● What is required: Write out the data below in full. Keep it exact.

● Material:
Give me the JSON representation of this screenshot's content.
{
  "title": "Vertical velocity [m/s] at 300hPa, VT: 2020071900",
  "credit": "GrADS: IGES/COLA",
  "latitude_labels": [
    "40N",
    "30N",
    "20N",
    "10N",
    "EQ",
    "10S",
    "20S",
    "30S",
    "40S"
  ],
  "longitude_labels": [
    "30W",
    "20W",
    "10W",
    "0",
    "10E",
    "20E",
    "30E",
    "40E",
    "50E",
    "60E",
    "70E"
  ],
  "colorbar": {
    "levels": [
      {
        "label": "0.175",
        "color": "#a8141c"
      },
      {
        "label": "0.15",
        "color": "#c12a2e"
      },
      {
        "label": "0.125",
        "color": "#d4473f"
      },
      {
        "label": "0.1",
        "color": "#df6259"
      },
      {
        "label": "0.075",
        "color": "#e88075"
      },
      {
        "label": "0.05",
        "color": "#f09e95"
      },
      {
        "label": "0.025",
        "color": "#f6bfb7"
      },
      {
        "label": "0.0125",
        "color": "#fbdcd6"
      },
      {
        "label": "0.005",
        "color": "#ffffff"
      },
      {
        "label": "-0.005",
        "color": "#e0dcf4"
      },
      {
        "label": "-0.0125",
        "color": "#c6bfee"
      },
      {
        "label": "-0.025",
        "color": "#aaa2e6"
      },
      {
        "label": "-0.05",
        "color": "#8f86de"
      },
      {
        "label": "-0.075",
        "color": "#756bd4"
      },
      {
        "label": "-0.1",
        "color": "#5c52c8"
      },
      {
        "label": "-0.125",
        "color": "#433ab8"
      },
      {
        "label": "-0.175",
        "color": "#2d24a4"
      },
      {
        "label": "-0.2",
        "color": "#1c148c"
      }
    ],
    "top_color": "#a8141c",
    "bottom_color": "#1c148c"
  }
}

● Solved exercise:
Give me the JSON representation of this screenshot's content.
{
  "title": "Vertical velocity [m/s] at 300hPa, VT: 2020071900",
  "credit": "GrADS: IGES/COLA",
  "latitude_labels": [
    "40N",
    "30N",
    "20N",
    "10N",
    "EQ",
    "10S",
    "20S",
    "30S",
    "40S"
  ],
  "longitude_labels": [
    "30W",
    "20W",
    "10W",
    "0",
    "10E",
    "20E",
    "30E",
    "40E",
    "50E",
    "60E",
    "70E"
  ],
  "colorbar": {
    "levels": [
      {
        "label": "0.175",
        "color": "#a8141c"
      },
      {
        "label": "0.15",
        "color": "#c12a2e"
      },
      {
        "label": "0.125",
        "color": "#d4473f"
      },
      {
        "label": "0.1",
        "color": "#df6259"
      },
      {
        "label": "0.075",
        "color": "#e88075"
      },
      {
        "label": "0.05",
        "color": "#f09e95"
      },
      {
        "label": "0.025",
        "color": "#f6bfb7"
      },
      {
        "label": "0.0125",
        "color": "#fbdcd6"
      },
      {
        "label": "0.005",
        "color": "#ffffff"
      },
      {
        "label": "-0.005",
        "color": "#e0dcf4"
      },
      {
        "label": "-0.0125",
        "color": "#c6bfee"
      },
      {
        "label": "-0.025",
        "color": "#aaa2e6"
      },
      {
        "label": "-0.05",
        "color": "#8f86de"
      },
      {
        "label": "-0.075",
        "color": "#756bd4"
      },
      {
        "label": "-0.1",
        "color": "#5c52c8"
      },
      {
        "label": "-0.125",
        "color": "#433ab8"
      },
      {
        "label": "-0.175",
        "color": "#2d24a4"
      },
      {
        "label": "-0.2",
        "color": "#1c148c"
      }
    ],
    "top_color": "#a8141c",
    "bottom_color": "#1c148c"
  }
}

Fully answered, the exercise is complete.